> [Given exercise]:
Please say how many lines of the listing hold "data", with no other words in the answer.

+--

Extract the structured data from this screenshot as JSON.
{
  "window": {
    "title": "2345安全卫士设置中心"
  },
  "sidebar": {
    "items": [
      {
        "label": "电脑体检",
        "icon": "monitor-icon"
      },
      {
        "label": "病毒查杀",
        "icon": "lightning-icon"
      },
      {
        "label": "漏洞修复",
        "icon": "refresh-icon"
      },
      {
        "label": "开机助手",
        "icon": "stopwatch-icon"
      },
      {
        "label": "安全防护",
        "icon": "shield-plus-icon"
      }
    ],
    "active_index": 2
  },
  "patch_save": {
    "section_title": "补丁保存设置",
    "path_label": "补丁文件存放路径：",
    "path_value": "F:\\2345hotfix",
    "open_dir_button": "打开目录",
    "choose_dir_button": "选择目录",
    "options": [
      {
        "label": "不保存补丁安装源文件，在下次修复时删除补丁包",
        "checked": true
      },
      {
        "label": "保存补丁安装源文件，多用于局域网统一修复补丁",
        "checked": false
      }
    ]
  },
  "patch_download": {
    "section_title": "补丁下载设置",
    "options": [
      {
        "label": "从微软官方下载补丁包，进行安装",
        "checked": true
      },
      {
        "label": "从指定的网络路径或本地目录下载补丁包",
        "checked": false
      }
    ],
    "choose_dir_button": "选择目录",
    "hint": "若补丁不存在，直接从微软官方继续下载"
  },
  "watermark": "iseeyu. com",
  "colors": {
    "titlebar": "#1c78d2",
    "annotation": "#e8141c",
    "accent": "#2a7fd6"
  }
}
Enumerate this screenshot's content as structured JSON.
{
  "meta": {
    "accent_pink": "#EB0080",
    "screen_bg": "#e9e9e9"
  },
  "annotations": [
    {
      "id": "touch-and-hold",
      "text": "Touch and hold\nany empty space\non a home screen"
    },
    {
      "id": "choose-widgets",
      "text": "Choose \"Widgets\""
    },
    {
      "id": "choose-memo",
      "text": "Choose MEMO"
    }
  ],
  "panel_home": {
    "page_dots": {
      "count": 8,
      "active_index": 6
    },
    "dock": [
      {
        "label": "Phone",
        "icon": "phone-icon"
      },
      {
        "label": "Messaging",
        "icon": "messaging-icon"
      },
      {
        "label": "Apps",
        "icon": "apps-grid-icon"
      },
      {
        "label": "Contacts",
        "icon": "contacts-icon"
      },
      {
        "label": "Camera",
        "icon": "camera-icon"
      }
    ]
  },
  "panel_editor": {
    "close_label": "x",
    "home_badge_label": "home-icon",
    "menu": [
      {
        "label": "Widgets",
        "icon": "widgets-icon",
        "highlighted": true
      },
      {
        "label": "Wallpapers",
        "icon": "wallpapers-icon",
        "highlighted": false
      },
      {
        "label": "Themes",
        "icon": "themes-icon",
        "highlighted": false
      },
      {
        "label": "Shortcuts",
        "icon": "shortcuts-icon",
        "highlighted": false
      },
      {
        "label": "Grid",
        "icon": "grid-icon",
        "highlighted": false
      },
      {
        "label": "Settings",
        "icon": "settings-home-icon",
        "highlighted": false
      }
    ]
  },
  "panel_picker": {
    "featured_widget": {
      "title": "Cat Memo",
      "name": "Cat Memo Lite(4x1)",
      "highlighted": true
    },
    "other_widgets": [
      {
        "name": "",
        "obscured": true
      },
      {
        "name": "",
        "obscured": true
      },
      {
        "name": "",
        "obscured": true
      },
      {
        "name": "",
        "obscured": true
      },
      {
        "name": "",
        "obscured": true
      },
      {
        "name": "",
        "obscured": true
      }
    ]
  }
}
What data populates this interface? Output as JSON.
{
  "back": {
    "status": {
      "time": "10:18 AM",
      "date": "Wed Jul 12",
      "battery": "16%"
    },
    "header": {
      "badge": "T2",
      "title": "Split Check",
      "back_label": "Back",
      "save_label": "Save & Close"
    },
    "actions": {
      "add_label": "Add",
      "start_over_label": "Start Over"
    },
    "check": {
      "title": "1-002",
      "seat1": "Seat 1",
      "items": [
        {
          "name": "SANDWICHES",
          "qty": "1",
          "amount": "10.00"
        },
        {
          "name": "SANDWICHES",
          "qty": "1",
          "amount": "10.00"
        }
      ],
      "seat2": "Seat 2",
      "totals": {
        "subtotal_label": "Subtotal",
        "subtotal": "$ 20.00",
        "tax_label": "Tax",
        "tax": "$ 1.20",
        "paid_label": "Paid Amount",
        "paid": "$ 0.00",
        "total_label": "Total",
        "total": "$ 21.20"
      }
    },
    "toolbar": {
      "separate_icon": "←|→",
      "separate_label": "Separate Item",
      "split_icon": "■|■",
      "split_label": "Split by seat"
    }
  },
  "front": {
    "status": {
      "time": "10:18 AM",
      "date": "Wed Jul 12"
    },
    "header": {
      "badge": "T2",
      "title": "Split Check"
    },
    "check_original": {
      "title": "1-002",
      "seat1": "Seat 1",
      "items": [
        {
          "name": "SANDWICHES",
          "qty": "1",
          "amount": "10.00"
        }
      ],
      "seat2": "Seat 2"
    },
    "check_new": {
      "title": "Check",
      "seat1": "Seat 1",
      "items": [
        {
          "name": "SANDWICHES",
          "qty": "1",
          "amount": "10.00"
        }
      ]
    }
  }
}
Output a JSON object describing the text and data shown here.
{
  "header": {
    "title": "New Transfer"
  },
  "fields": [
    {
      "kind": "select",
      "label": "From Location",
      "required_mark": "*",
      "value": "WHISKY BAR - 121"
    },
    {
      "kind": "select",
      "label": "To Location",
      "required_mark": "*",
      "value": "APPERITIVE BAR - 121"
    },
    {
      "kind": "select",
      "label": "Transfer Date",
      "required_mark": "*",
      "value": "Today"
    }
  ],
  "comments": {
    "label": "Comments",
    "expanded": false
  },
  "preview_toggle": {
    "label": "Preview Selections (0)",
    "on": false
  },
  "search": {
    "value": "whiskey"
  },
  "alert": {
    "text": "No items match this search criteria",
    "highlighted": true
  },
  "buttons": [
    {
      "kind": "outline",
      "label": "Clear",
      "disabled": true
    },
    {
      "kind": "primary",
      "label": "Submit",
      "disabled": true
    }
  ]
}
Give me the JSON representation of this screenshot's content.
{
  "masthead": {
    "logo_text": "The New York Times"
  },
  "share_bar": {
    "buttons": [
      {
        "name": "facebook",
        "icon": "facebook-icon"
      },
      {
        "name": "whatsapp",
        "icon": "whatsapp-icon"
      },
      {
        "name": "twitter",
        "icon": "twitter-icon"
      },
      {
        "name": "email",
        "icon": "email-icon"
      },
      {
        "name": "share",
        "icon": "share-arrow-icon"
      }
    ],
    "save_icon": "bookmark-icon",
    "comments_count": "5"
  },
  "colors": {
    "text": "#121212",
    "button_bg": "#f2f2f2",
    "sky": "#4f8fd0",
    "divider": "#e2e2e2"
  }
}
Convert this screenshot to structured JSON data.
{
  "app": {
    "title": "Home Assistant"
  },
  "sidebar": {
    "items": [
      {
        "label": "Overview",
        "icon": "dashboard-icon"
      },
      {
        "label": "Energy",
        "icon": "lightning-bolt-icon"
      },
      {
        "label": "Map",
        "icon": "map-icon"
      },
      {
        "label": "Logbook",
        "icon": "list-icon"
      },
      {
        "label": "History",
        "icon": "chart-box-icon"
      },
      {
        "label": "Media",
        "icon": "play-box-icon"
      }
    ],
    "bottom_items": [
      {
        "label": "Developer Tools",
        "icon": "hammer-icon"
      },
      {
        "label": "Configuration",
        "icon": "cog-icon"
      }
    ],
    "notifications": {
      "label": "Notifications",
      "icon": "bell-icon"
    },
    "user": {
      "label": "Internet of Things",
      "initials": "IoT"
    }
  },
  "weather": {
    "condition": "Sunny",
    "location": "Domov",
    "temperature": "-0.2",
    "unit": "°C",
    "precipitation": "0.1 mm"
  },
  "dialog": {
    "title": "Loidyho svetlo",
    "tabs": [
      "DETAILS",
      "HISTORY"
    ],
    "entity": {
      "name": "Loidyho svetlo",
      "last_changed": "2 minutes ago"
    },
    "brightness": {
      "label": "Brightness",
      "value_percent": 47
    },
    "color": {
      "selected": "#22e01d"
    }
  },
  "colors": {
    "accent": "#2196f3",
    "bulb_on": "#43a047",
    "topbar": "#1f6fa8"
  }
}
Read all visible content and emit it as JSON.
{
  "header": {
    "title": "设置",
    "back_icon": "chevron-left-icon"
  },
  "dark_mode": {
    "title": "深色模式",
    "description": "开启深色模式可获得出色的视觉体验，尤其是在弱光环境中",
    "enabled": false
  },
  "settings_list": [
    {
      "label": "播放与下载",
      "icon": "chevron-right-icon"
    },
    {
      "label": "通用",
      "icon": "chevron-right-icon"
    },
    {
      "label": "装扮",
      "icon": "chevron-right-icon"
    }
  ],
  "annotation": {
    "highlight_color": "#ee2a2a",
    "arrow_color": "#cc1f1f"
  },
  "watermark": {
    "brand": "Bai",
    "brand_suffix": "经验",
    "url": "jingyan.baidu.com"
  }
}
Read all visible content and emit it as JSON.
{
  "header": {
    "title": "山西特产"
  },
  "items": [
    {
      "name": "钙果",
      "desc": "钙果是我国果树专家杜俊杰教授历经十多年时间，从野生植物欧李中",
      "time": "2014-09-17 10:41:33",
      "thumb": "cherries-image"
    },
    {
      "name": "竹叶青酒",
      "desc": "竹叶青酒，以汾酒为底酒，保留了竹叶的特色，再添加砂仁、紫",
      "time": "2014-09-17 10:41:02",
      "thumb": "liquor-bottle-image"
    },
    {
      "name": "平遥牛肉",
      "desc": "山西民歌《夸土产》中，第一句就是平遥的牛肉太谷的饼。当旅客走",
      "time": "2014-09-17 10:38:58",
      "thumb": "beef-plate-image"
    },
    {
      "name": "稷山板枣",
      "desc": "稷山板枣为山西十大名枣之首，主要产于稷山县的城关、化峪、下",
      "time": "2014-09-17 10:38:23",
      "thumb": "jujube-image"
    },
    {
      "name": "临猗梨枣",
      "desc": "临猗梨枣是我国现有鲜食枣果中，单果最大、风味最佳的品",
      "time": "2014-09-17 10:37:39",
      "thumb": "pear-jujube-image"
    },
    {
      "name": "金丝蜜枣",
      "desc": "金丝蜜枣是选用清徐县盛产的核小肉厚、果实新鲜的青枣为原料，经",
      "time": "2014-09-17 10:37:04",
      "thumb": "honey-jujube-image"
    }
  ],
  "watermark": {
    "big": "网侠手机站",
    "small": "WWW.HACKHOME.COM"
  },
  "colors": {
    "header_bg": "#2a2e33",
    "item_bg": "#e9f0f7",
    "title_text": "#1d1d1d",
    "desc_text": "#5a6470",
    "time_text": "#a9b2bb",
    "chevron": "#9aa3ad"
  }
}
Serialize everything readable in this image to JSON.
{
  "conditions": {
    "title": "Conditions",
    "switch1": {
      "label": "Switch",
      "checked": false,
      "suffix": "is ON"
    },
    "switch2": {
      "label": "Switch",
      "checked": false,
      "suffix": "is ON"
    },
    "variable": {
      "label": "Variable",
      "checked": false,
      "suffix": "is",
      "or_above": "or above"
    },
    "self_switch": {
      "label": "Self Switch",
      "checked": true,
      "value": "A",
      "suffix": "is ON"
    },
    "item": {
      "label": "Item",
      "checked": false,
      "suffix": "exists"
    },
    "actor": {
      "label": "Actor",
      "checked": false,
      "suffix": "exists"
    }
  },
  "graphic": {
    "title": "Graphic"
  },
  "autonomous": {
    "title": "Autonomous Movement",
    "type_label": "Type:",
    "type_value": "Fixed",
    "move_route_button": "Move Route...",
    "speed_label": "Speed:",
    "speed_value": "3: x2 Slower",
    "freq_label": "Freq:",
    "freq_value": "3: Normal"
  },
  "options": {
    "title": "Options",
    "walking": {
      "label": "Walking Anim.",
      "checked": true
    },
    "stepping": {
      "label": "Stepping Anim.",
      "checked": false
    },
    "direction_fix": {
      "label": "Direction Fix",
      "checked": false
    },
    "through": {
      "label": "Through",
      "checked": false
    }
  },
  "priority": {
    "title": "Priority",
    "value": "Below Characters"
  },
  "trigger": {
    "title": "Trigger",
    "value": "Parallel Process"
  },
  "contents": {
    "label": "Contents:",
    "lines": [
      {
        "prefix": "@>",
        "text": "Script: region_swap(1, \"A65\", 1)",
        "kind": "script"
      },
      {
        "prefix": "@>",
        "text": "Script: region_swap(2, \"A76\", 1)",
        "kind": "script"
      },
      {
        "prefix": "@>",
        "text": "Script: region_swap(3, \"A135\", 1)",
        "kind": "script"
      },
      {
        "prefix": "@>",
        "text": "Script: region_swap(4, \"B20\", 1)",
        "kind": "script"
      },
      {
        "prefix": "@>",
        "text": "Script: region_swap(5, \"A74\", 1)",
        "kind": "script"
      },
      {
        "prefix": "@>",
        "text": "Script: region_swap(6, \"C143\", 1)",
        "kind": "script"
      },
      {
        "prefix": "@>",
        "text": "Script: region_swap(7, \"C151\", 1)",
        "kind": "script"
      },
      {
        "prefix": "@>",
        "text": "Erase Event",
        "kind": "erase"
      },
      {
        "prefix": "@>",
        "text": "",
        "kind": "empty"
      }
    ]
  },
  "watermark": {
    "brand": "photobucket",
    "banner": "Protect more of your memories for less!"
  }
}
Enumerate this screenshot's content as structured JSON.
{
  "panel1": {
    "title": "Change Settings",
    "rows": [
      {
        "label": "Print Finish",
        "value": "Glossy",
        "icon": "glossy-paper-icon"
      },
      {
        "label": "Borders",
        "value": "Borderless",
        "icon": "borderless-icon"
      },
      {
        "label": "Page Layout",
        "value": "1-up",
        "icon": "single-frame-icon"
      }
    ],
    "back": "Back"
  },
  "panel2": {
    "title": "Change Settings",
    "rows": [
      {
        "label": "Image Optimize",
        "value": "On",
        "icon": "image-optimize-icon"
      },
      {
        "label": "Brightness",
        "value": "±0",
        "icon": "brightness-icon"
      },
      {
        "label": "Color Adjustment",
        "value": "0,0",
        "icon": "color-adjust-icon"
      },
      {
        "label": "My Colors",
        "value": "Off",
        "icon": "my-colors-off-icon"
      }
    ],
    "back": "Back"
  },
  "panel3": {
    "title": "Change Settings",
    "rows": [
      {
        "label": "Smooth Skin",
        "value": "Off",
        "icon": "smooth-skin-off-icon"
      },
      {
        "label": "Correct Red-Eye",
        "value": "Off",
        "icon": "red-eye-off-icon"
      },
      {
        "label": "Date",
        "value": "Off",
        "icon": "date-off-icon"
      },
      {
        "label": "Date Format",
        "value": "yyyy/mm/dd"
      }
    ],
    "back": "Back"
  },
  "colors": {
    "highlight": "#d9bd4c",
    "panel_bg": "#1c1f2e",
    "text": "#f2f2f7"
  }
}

+--

> [Exercise result]:
4